[Excerpts from a figure dataset]
++++++++
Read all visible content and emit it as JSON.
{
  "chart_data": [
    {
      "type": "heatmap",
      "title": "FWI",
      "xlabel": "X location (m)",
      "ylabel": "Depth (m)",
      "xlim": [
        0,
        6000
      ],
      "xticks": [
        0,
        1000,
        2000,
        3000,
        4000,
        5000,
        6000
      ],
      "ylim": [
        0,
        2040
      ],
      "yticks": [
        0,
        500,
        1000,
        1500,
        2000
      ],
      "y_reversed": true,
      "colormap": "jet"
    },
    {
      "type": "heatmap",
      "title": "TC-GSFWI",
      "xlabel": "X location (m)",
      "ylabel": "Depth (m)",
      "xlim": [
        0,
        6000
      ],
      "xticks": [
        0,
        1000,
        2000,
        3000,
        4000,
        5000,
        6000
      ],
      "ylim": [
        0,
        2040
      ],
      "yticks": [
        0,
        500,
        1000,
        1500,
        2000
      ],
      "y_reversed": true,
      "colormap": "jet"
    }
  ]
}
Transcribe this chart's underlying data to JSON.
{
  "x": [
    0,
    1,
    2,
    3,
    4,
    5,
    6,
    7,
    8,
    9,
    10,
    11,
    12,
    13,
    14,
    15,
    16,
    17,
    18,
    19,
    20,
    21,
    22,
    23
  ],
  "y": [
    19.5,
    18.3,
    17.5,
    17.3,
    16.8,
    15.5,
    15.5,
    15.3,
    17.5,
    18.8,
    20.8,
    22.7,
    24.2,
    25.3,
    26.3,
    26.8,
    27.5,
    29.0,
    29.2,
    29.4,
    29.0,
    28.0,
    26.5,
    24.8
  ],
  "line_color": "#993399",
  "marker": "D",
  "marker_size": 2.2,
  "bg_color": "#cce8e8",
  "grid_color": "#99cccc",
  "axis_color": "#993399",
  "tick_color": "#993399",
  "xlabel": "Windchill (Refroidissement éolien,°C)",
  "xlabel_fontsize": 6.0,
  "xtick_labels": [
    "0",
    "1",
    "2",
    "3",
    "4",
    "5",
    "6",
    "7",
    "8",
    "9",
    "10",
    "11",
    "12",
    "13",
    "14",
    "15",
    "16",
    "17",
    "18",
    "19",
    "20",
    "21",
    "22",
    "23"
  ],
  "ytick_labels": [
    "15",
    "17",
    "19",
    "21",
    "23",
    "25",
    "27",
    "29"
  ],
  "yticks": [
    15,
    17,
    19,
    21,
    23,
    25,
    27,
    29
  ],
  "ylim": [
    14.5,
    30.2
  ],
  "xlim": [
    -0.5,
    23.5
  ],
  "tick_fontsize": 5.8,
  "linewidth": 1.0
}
++++++++
◆ Aim of the exercise: Retype the data in full and match it exactly.

◆ Output below:
Read all visible content and emit it as JSON.
{
  "chart_data": [
    {
      "type": "heatmap",
      "title": "FWI",
      "xlabel": "X location (m)",
      "ylabel": "Depth (m)",
      "xlim": [
        0,
        6000
      ],
      "xticks": [
        0,
        1000,
        2000,
        3000,
        4000,
        5000,
        6000
      ],
      "ylim": [
        0,
        2040
      ],
      "yticks": [
        0,
        500,
        1000,
        1500,
        2000
      ],
      "y_reversed": true,
      "colormap": "jet"
    },
    {
      "type": "heatmap",
      "title": "TC-GSFWI",
      "xlabel": "X location (m)",
      "ylabel": "Depth (m)",
      "xlim": [
        0,
        6000
      ],
      "xticks": [
        0,
        1000,
        2000,
        3000,
        4000,
        5000,
        6000
      ],
      "ylim": [
        0,
        2040
      ],
      "yticks": [
        0,
        500,
        1000,
        1500,
        2000
      ],
      "y_reversed": true,
      "colormap": "jet"
    }
  ]
}
Transcribe this chart's underlying data to JSON.
{
  "x": [
    0,
    1,
    2,
    3,
    4,
    5,
    6,
    7,
    8,
    9,
    10,
    11,
    12,
    13,
    14,
    15,
    16,
    17,
    18,
    19,
    20,
    21,
    22,
    23
  ],
  "y": [
    19.5,
    18.3,
    17.5,
    17.3,
    16.8,
    15.5,
    15.5,
    15.3,
    17.5,
    18.8,
    20.8,
    22.7,
    24.2,
    25.3,
    26.3,
    26.8,
    27.5,
    29.0,
    29.2,
    29.4,
    29.0,
    28.0,
    26.5,
    24.8
  ],
  "line_color": "#993399",
  "marker": "D",
  "marker_size": 2.2,
  "bg_color": "#cce8e8",
  "grid_color": "#99cccc",
  "axis_color": "#993399",
  "tick_color": "#993399",
  "xlabel": "Windchill (Refroidissement éolien,°C)",
  "xlabel_fontsize": 6.0,
  "xtick_labels": [
    "0",
    "1",
    "2",
    "3",
    "4",
    "5",
    "6",
    "7",
    "8",
    "9",
    "10",
    "11",
    "12",
    "13",
    "14",
    "15",
    "16",
    "17",
    "18",
    "19",
    "20",
    "21",
    "22",
    "23"
  ],
  "ytick_labels": [
    "15",
    "17",
    "19",
    "21",
    "23",
    "25",
    "27",
    "29"
  ],
  "yticks": [
    15,
    17,
    19,
    21,
    23,
    25,
    27,
    29
  ],
  "ylim": [
    14.5,
    30.2
  ],
  "xlim": [
    -0.5,
    23.5
  ],
  "tick_fontsize": 5.8,
  "linewidth": 1.0
}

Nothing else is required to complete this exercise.